*Exercise*.
Type out the material below exactly.

*Dataset excerpts*.
* * * *

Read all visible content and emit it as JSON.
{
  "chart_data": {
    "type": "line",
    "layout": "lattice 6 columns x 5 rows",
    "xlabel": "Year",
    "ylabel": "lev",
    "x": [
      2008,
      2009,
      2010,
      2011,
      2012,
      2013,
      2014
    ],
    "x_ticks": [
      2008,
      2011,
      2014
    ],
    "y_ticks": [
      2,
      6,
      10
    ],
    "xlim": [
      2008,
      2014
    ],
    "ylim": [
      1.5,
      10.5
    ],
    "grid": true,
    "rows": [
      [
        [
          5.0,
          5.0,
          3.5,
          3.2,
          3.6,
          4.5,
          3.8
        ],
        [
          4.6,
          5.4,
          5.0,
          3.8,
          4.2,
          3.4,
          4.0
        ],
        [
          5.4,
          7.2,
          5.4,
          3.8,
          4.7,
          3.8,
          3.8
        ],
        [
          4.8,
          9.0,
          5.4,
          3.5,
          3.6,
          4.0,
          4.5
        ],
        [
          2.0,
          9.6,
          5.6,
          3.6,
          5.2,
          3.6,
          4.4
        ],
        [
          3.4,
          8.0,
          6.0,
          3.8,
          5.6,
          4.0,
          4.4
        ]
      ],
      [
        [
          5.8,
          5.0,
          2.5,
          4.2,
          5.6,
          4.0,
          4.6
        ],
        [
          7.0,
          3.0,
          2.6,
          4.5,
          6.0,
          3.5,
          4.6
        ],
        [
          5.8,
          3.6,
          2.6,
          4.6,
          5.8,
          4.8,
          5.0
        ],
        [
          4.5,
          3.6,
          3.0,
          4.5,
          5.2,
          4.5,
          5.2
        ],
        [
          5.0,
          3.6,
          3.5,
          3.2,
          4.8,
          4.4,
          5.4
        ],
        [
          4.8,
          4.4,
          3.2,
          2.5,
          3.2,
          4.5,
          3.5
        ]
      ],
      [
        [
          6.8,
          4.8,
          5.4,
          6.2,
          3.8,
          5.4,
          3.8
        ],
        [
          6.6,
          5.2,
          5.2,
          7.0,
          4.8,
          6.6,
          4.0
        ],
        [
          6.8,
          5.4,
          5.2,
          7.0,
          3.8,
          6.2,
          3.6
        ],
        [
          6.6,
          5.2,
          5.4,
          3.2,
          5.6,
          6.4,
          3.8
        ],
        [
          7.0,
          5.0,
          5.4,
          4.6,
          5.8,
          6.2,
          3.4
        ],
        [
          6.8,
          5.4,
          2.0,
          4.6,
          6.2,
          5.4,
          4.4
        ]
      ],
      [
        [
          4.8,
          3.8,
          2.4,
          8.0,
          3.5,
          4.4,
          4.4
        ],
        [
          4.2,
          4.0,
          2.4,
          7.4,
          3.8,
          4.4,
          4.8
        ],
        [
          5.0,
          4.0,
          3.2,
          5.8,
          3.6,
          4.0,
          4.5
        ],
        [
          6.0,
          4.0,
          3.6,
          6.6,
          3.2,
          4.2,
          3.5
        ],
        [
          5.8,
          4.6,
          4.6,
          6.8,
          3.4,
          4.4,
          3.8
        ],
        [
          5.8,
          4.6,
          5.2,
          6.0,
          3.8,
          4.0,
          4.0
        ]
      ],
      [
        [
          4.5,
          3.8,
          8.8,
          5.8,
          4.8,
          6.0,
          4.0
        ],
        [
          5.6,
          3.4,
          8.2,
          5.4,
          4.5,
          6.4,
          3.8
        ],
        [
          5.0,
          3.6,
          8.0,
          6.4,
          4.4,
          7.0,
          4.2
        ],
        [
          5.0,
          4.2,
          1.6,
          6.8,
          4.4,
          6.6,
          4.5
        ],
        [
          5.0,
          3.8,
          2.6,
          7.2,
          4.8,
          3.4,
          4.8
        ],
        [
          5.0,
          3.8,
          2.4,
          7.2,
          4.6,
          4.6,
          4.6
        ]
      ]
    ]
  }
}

* * * *

*Exercise response*.
Read all visible content and emit it as JSON.
{
  "chart_data": {
    "type": "line",
    "layout": "lattice 6 columns x 5 rows",
    "xlabel": "Year",
    "ylabel": "lev",
    "x": [
      2008,
      2009,
      2010,
      2011,
      2012,
      2013,
      2014
    ],
    "x_ticks": [
      2008,
      2011,
      2014
    ],
    "y_ticks": [
      2,
      6,
      10
    ],
    "xlim": [
      2008,
      2014
    ],
    "ylim": [
      1.5,
      10.5
    ],
    "grid": true,
    "rows": [
      [
        [
          5.0,
          5.0,
          3.5,
          3.2,
          3.6,
          4.5,
          3.8
        ],
        [
          4.6,
          5.4,
          5.0,
          3.8,
          4.2,
          3.4,
          4.0
        ],
        [
          5.4,
          7.2,
          5.4,
          3.8,
          4.7,
          3.8,
          3.8
        ],
        [
          4.8,
          9.0,
          5.4,
          3.5,
          3.6,
          4.0,
          4.5
        ],
        [
          2.0,
          9.6,
          5.6,
          3.6,
          5.2,
          3.6,
          4.4
        ],
        [
          3.4,
          8.0,
          6.0,
          3.8,
          5.6,
          4.0,
          4.4
        ]
      ],
      [
        [
          5.8,
          5.0,
          2.5,
          4.2,
          5.6,
          4.0,
          4.6
        ],
        [
          7.0,
          3.0,
          2.6,
          4.5,
          6.0,
          3.5,
          4.6
        ],
        [
          5.8,
          3.6,
          2.6,
          4.6,
          5.8,
          4.8,
          5.0
        ],
        [
          4.5,
          3.6,
          3.0,
          4.5,
          5.2,
          4.5,
          5.2
        ],
        [
          5.0,
          3.6,
          3.5,
          3.2,
          4.8,
          4.4,
          5.4
        ],
        [
          4.8,
          4.4,
          3.2,
          2.5,
          3.2,
          4.5,
          3.5
        ]
      ],
      [
        [
          6.8,
          4.8,
          5.4,
          6.2,
          3.8,
          5.4,
          3.8
        ],
        [
          6.6,
          5.2,
          5.2,
          7.0,
          4.8,
          6.6,
          4.0
        ],
        [
          6.8,
          5.4,
          5.2,
          7.0,
          3.8,
          6.2,
          3.6
        ],
        [
          6.6,
          5.2,
          5.4,
          3.2,
          5.6,
          6.4,
          3.8
        ],
        [
          7.0,
          5.0,
          5.4,
          4.6,
          5.8,
          6.2,
          3.4
        ],
        [
          6.8,
          5.4,
          2.0,
          4.6,
          6.2,
          5.4,
          4.4
        ]
      ],
      [
        [
          4.8,
          3.8,
          2.4,
          8.0,
          3.5,
          4.4,
          4.4
        ],
        [
          4.2,
          4.0,
          2.4,
          7.4,
          3.8,
          4.4,
          4.8
        ],
        [
          5.0,
          4.0,
          3.2,
          5.8,
          3.6,
          4.0,
          4.5
        ],
        [
          6.0,
          4.0,
          3.6,
          6.6,
          3.2,
          4.2,
          3.5
        ],
        [
          5.8,
          4.6,
          4.6,
          6.8,
          3.4,
          4.4,
          3.8
        ],
        [
          5.8,
          4.6,
          5.2,
          6.0,
          3.8,
          4.0,
          4.0
        ]
      ],
      [
        [
          4.5,
          3.8,
          8.8,
          5.8,
          4.8,
          6.0,
          4.0
        ],
        [
          5.6,
          3.4,
          8.2,
          5.4,
          4.5,
          6.4,
          3.8
        ],
        [
          5.0,
          3.6,
          8.0,
          6.4,
          4.4,
          7.0,
          4.2
        ],
        [
          5.0,
          4.2,
          1.6,
          6.8,
          4.4,
          6.6,
          4.5
        ],
        [
          5.0,
          3.8,
          2.6,
          7.2,
          4.8,
          3.4,
          4.8
        ],
        [
          5.0,
          3.8,
          2.4,
          7.2,
          4.6,
          4.6,
          4.6
        ]
      ]
    ]
  }
}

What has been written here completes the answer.